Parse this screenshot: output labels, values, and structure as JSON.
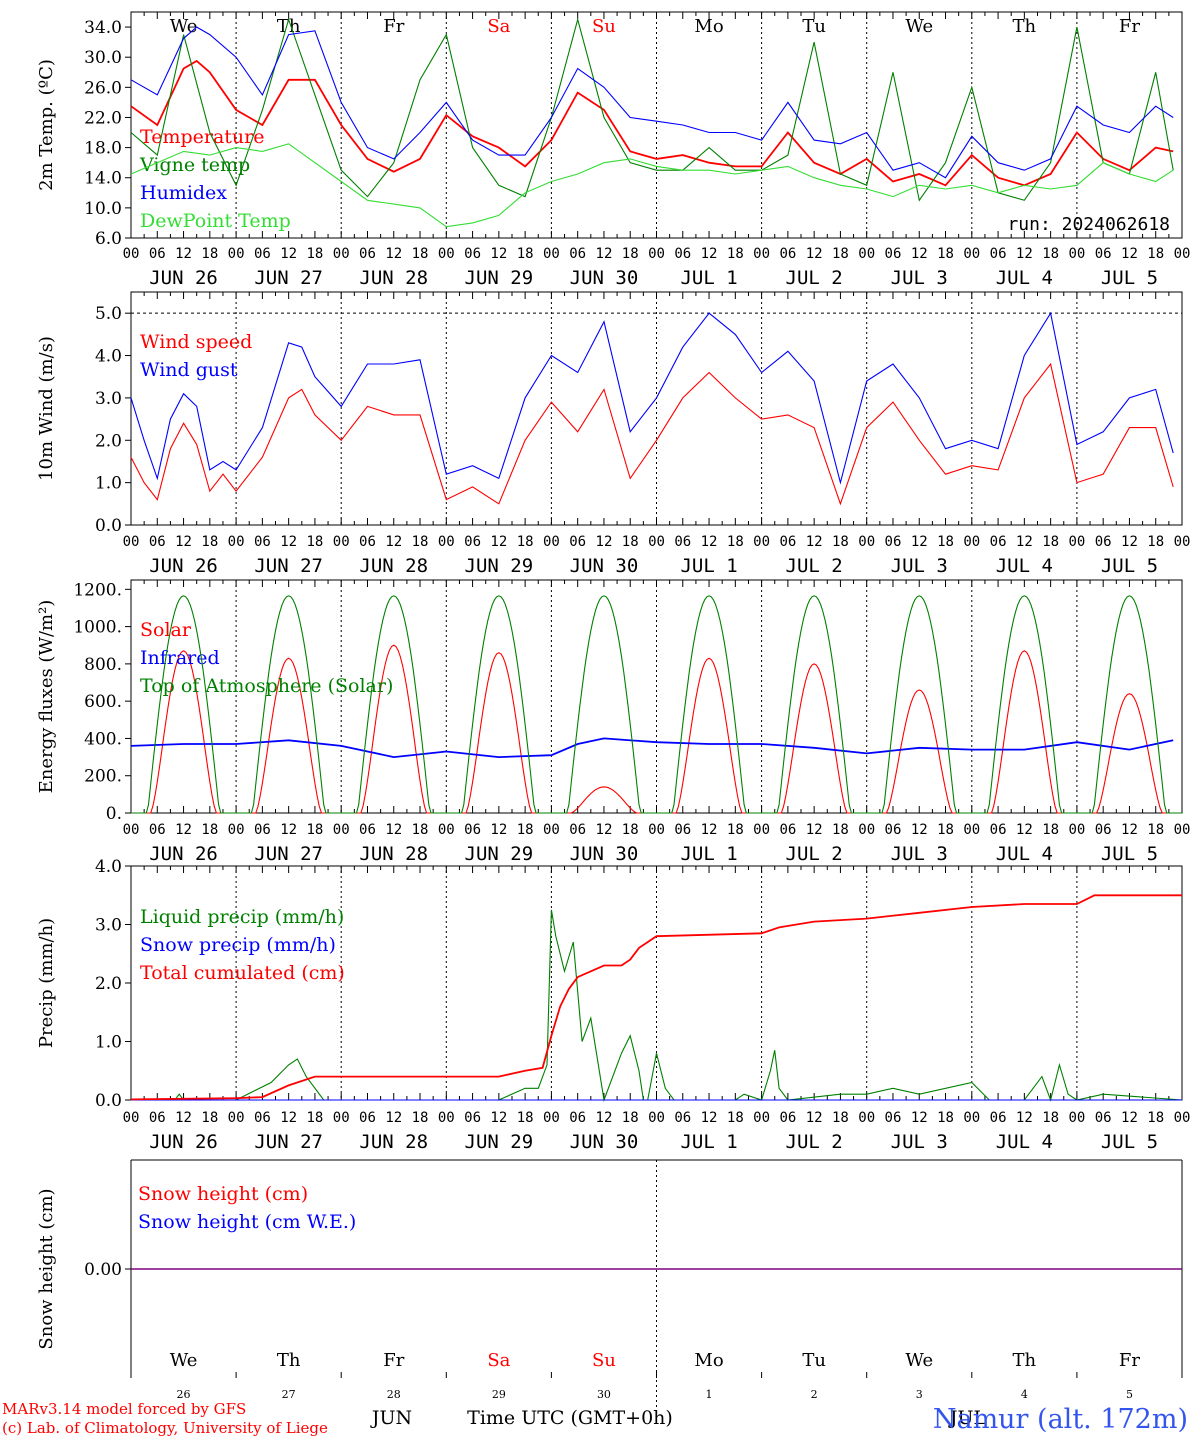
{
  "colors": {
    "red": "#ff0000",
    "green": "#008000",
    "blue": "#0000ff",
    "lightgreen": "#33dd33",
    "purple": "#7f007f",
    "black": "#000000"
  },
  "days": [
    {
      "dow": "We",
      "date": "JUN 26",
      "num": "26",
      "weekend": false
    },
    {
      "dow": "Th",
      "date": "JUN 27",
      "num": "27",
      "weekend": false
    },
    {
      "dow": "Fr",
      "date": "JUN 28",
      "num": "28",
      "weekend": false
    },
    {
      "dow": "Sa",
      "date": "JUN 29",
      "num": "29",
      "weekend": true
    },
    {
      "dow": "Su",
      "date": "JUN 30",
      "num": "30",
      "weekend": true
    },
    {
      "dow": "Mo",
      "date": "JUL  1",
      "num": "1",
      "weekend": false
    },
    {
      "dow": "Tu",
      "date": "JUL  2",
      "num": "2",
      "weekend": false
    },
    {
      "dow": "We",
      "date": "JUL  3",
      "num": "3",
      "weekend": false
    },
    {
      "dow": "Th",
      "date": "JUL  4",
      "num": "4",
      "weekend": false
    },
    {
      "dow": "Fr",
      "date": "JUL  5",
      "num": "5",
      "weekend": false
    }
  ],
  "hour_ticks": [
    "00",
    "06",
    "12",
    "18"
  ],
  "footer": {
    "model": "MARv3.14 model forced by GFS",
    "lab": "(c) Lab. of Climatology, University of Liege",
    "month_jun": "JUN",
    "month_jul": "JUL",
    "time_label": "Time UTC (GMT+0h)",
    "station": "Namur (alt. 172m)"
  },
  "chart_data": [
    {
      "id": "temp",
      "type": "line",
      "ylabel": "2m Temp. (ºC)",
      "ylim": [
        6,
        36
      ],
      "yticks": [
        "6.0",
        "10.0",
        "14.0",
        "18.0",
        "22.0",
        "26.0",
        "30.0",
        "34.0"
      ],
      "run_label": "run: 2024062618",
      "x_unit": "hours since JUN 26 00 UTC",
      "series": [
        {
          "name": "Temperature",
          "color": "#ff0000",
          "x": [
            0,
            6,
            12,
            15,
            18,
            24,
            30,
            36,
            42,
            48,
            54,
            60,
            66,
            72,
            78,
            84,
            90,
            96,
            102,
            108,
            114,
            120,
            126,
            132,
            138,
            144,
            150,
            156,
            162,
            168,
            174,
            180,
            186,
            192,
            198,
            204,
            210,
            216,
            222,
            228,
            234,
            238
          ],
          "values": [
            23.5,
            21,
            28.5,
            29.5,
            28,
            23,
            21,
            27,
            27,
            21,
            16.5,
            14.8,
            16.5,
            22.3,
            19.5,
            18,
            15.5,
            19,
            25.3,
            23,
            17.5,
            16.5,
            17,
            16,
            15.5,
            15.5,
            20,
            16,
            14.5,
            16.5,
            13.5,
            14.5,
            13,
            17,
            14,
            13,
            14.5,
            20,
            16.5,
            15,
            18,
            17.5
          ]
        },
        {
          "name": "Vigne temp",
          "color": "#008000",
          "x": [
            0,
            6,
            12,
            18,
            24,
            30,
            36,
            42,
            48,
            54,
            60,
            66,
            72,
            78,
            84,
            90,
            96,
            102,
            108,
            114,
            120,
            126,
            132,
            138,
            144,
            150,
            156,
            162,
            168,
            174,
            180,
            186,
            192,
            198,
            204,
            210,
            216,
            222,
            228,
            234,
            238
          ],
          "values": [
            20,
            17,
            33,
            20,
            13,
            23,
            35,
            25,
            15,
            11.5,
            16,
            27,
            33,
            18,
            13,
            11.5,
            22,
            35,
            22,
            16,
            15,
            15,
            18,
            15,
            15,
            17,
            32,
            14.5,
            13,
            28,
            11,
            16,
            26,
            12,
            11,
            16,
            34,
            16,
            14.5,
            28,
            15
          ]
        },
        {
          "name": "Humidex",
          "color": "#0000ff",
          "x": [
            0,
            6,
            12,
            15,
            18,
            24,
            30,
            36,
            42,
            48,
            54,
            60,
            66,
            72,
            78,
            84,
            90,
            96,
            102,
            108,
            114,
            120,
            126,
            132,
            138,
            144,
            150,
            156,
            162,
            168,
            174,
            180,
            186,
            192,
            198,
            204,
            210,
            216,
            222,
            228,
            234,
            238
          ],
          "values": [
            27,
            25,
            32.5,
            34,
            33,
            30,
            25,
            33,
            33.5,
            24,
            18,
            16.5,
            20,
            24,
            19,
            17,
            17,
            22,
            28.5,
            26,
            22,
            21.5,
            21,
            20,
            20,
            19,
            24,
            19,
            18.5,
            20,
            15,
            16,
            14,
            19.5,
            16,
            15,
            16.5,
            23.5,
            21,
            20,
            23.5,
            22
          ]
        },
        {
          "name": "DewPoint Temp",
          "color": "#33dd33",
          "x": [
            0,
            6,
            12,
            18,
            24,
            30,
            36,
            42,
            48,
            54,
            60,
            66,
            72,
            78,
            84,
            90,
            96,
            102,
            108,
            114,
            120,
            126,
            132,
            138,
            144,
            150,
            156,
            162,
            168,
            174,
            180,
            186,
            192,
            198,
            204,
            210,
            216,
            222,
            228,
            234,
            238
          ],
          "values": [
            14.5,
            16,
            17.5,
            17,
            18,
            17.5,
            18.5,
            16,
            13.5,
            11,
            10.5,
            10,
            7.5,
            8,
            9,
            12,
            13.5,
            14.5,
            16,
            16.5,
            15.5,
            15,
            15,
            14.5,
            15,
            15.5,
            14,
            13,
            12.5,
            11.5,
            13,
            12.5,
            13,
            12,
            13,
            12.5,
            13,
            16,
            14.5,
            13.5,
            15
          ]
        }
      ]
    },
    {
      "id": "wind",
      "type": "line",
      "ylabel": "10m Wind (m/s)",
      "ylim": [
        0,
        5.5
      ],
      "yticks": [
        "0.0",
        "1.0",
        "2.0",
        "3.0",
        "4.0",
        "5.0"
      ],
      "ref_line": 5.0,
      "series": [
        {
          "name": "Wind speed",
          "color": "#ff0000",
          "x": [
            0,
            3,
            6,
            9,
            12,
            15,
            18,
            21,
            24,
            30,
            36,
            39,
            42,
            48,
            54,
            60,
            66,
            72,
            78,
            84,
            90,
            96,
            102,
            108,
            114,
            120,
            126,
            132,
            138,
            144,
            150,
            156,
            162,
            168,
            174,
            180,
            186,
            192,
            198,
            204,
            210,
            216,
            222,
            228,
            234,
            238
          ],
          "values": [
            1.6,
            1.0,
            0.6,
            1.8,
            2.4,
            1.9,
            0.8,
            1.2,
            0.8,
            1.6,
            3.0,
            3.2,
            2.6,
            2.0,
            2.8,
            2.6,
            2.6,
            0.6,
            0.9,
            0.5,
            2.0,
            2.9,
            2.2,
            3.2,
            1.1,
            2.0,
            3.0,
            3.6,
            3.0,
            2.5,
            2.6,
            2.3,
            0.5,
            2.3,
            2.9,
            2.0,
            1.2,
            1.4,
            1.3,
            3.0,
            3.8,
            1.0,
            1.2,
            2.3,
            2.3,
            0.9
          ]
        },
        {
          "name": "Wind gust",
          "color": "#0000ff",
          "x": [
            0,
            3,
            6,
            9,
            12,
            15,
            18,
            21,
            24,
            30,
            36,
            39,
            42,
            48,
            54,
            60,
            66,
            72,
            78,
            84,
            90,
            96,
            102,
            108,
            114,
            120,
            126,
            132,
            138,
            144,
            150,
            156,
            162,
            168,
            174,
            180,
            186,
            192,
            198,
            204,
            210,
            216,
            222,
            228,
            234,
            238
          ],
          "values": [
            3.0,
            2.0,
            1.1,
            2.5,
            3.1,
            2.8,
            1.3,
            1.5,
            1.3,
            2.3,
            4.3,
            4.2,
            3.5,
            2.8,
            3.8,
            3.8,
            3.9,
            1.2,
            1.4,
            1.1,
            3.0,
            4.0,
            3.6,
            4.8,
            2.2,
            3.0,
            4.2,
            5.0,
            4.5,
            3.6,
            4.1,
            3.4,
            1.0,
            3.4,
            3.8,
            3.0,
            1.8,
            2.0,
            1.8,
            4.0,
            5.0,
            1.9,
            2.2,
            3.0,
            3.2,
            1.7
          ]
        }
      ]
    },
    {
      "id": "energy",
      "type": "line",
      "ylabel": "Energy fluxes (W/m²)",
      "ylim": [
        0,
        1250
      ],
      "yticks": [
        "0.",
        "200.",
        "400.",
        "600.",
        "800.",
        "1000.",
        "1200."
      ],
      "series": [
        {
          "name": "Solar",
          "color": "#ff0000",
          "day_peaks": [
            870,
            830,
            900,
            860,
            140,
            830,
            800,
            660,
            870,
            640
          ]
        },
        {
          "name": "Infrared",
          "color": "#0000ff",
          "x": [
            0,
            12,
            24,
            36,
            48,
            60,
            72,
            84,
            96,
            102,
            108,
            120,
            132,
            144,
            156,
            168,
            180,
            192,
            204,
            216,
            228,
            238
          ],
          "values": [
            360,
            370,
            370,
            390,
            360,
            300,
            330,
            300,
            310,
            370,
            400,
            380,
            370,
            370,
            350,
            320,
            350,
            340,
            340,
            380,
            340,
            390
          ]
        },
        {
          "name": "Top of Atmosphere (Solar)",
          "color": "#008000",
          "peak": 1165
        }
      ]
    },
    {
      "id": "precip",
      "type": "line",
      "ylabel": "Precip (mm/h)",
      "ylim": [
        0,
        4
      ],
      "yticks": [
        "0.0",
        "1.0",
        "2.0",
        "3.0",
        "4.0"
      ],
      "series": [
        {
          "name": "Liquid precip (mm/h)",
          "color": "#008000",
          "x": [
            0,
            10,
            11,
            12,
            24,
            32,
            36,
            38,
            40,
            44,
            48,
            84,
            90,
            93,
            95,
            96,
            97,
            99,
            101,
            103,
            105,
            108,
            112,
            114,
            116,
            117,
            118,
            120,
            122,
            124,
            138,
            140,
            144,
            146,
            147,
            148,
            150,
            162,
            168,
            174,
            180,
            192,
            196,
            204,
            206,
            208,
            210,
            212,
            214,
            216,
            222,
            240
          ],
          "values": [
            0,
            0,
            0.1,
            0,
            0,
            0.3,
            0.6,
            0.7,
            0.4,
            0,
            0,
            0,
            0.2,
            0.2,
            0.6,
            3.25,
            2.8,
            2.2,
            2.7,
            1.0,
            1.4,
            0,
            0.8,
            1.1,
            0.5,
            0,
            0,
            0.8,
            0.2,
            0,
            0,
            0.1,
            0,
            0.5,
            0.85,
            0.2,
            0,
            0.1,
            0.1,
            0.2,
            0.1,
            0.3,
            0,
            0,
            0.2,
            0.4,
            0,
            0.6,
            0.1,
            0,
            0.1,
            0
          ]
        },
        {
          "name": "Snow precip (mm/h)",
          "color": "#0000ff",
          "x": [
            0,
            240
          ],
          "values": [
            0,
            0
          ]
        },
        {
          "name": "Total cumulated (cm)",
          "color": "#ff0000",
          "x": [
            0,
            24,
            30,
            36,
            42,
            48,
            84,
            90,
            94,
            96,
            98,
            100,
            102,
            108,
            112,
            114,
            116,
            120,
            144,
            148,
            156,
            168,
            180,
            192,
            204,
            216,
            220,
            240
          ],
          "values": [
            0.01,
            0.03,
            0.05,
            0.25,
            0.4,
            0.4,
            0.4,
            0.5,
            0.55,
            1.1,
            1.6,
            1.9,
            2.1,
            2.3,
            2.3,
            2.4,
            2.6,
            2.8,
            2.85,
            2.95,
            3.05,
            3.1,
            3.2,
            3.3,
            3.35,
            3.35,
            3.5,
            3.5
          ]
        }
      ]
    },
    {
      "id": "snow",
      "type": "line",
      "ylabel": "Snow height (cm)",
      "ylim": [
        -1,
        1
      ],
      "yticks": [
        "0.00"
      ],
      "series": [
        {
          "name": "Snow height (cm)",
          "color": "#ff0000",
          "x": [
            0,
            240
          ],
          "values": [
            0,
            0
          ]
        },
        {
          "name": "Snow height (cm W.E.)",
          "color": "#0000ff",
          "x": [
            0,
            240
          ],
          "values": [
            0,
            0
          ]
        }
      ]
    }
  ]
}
####
Extract all lines containing the word "date".

      "date": "JUN 26",
      "date": "JUN 27",
      "date": "JUN 28",
      "date": "JUN 29",
      "date": "JUN 30",
      "date": "JUL  1",
      "date": "JUL  2",
      "date": "JUL  3",
      "date": "JUL  4",
      "date": "JUL  5",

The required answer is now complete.